* DIRECTIVE:
Scan the records for the word "value". Copy each line that includes it.
'''
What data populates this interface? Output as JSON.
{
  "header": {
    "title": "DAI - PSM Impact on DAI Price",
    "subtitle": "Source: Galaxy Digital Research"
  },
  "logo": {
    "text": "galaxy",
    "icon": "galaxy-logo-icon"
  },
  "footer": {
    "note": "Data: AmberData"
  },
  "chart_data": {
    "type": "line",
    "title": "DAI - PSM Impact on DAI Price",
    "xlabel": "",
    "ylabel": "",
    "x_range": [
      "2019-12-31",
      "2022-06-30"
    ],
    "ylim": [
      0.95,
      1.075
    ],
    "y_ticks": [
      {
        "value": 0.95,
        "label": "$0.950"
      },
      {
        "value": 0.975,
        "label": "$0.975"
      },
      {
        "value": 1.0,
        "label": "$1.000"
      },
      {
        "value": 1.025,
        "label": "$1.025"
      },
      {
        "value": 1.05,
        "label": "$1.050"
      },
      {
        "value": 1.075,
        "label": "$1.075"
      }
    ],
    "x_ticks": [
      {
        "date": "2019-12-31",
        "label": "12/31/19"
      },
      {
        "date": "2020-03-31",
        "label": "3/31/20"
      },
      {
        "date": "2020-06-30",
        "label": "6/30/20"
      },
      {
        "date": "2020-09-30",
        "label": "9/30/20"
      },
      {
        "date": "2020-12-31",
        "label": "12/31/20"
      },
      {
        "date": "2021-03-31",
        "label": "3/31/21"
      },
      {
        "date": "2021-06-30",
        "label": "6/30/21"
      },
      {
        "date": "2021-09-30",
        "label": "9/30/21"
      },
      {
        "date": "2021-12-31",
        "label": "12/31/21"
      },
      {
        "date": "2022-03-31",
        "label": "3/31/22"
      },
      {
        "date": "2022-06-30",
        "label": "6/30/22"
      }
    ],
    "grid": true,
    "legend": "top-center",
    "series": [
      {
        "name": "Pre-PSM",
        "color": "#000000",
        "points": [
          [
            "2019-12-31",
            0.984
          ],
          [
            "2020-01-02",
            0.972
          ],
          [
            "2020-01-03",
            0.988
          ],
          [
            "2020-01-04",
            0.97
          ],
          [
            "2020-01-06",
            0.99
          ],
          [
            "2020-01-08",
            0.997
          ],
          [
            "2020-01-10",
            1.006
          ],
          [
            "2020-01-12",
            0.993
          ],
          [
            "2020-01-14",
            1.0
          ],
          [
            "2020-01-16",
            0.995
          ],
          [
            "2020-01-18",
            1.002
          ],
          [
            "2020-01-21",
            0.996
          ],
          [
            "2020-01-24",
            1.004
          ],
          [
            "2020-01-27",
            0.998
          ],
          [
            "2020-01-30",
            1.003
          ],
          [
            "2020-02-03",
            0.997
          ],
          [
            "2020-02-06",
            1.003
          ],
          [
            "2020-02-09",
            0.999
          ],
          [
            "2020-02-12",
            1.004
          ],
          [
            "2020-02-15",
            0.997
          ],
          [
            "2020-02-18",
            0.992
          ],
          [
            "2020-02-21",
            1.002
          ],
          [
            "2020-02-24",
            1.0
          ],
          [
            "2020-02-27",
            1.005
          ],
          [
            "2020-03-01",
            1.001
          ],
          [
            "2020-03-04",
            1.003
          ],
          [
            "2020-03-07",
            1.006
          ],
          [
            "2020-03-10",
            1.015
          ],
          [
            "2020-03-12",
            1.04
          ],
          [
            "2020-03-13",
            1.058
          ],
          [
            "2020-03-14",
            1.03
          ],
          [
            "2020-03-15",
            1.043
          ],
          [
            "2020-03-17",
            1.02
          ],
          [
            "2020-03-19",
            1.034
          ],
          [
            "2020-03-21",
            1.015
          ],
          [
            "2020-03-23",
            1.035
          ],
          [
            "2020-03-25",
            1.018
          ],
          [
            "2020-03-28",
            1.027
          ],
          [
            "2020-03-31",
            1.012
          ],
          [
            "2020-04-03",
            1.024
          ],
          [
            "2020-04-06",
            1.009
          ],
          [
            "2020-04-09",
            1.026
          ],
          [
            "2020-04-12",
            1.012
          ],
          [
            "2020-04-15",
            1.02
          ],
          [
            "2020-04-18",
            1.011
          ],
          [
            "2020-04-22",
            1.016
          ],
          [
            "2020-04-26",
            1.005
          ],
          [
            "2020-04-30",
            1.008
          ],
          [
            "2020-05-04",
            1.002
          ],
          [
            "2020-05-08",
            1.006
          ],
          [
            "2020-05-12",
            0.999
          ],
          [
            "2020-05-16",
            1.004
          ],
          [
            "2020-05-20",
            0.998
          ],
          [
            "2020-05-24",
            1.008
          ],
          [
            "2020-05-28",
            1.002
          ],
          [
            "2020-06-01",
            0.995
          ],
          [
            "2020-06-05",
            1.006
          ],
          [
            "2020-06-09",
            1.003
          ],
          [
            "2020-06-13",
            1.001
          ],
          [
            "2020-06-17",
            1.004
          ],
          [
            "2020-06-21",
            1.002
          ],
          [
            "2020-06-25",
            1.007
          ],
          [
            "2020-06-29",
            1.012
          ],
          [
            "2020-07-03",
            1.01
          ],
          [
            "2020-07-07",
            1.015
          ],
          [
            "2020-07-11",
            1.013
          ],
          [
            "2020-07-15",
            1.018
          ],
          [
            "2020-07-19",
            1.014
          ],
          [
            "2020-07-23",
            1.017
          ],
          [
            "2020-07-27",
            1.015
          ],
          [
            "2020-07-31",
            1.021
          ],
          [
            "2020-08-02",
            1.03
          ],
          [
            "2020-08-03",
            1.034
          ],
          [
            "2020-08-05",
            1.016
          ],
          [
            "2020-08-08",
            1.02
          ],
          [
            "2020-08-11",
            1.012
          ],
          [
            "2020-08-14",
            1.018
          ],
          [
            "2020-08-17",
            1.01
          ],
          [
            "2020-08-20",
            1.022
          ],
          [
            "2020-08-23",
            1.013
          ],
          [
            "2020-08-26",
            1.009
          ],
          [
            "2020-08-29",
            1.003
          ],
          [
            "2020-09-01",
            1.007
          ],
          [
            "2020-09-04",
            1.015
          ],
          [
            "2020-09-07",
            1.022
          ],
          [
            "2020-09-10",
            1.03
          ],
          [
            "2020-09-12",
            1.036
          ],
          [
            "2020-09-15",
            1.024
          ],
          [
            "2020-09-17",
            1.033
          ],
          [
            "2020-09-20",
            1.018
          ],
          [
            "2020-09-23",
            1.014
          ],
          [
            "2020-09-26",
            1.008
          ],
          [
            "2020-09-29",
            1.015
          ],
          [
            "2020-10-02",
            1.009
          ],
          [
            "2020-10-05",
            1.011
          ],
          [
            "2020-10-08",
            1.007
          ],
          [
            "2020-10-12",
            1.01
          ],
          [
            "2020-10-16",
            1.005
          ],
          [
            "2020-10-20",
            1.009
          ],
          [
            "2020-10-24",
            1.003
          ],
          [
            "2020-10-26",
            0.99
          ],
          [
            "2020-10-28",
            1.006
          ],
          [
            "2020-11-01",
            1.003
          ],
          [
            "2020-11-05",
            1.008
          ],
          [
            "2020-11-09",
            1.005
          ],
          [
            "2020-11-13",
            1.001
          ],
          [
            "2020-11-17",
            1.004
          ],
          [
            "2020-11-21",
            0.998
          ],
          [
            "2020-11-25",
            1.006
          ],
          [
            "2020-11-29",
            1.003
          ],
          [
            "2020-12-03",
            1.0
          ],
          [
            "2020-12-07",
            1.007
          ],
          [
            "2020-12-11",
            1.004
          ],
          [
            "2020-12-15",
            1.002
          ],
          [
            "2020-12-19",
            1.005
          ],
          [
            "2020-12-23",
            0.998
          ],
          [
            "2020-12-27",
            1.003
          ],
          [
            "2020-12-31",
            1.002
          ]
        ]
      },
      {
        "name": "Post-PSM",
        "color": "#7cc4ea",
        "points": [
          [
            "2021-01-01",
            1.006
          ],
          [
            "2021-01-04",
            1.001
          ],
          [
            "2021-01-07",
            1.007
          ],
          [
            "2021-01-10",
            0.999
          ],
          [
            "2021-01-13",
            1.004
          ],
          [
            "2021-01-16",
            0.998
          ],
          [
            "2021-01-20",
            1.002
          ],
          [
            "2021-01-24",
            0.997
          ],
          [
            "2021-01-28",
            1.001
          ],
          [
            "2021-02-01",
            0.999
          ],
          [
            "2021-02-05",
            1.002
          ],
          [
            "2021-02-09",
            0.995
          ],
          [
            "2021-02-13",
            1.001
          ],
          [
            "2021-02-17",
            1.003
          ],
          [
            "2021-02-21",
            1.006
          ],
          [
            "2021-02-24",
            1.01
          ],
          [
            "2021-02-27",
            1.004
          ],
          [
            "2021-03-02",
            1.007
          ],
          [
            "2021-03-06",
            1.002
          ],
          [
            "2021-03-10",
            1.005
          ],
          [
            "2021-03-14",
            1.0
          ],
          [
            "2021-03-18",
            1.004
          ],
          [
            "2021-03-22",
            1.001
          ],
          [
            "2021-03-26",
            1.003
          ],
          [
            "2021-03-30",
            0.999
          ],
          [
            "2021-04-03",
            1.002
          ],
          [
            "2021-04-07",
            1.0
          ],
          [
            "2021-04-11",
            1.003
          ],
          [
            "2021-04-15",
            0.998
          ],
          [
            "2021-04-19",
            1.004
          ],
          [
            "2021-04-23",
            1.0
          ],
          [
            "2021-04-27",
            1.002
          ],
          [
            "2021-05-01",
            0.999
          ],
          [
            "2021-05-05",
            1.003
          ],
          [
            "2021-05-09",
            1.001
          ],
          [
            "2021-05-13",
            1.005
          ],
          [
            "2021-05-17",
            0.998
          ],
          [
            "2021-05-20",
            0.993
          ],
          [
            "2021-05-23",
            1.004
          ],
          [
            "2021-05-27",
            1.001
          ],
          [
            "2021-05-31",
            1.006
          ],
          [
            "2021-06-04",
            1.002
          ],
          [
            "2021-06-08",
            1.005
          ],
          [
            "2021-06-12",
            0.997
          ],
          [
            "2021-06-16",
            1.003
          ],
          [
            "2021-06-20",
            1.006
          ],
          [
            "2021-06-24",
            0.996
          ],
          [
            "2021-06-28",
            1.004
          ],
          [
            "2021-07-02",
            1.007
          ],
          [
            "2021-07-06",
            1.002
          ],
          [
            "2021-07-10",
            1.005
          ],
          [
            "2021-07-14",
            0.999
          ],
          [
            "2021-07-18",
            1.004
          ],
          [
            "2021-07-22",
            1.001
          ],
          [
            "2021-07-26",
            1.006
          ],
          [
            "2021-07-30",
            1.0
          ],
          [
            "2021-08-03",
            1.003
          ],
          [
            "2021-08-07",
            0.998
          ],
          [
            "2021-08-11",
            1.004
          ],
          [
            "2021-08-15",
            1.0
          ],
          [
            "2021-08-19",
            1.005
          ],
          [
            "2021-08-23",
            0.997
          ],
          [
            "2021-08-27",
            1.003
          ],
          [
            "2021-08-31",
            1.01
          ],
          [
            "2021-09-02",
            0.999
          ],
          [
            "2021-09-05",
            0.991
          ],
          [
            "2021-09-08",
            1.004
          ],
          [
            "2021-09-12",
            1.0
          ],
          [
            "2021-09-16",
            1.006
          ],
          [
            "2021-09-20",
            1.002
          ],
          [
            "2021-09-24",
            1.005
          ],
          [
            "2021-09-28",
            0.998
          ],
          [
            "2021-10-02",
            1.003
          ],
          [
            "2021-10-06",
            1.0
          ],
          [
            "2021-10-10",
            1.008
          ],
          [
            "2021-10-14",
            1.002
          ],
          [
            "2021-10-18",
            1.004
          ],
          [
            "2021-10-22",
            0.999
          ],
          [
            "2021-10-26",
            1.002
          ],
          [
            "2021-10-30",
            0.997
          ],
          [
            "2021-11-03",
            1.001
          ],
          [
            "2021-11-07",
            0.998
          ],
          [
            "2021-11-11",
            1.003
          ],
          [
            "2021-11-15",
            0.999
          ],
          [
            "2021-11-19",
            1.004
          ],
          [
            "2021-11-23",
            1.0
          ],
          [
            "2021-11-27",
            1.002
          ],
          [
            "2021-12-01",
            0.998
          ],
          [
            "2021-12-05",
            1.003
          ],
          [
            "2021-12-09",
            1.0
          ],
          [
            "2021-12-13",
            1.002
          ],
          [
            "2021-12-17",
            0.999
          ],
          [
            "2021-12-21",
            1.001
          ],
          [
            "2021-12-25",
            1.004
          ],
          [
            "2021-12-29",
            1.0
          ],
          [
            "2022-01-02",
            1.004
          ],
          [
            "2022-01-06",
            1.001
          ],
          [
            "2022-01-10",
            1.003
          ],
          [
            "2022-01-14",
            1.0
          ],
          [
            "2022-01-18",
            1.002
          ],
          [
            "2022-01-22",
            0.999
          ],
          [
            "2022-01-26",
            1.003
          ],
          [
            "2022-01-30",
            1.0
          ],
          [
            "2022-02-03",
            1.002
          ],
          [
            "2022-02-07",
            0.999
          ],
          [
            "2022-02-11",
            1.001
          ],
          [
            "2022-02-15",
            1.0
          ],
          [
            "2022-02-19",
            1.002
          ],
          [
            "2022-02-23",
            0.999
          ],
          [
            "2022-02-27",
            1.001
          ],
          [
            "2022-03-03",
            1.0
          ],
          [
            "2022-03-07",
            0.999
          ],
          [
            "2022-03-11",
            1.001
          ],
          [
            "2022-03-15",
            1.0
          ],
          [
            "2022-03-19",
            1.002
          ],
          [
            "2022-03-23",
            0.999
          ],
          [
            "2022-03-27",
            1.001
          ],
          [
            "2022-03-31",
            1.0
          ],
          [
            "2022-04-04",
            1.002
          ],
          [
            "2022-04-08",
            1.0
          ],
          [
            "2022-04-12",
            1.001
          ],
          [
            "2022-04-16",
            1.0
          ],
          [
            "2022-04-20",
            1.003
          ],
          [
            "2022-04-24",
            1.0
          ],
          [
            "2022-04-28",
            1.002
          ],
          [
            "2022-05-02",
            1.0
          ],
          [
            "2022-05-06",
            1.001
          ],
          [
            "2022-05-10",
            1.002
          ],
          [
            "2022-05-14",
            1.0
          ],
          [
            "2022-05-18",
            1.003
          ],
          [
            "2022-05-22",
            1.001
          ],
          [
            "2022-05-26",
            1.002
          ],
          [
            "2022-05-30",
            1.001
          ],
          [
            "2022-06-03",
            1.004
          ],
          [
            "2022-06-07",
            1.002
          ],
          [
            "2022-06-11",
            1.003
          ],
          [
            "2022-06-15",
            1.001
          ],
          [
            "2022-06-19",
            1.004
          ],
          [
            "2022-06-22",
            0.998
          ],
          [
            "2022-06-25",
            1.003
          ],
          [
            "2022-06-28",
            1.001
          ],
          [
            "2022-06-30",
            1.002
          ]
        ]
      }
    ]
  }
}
'''
* OUTPUT FOR THIS TASK:
        "value": 0.95,
        "value": 0.975,
        "value": 1.0,
        "value": 1.025,
        "value": 1.05,
        "value": 1.075,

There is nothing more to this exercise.